--- Records to process ---

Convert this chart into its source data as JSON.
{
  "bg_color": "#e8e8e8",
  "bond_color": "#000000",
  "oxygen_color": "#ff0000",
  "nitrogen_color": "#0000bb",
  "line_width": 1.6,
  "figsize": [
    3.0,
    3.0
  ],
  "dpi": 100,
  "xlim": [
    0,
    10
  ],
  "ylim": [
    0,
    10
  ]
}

---

Problem details
Reproduce every line of the material above exactly.

Response for this exercise
Convert this chart into its source data as JSON.
{
  "bg_color": "#e8e8e8",
  "bond_color": "#000000",
  "oxygen_color": "#ff0000",
  "nitrogen_color": "#0000bb",
  "line_width": 1.6,
  "figsize": [
    3.0,
    3.0
  ],
  "dpi": 100,
  "xlim": [
    0,
    10
  ],
  "ylim": [
    0,
    10
  ]
}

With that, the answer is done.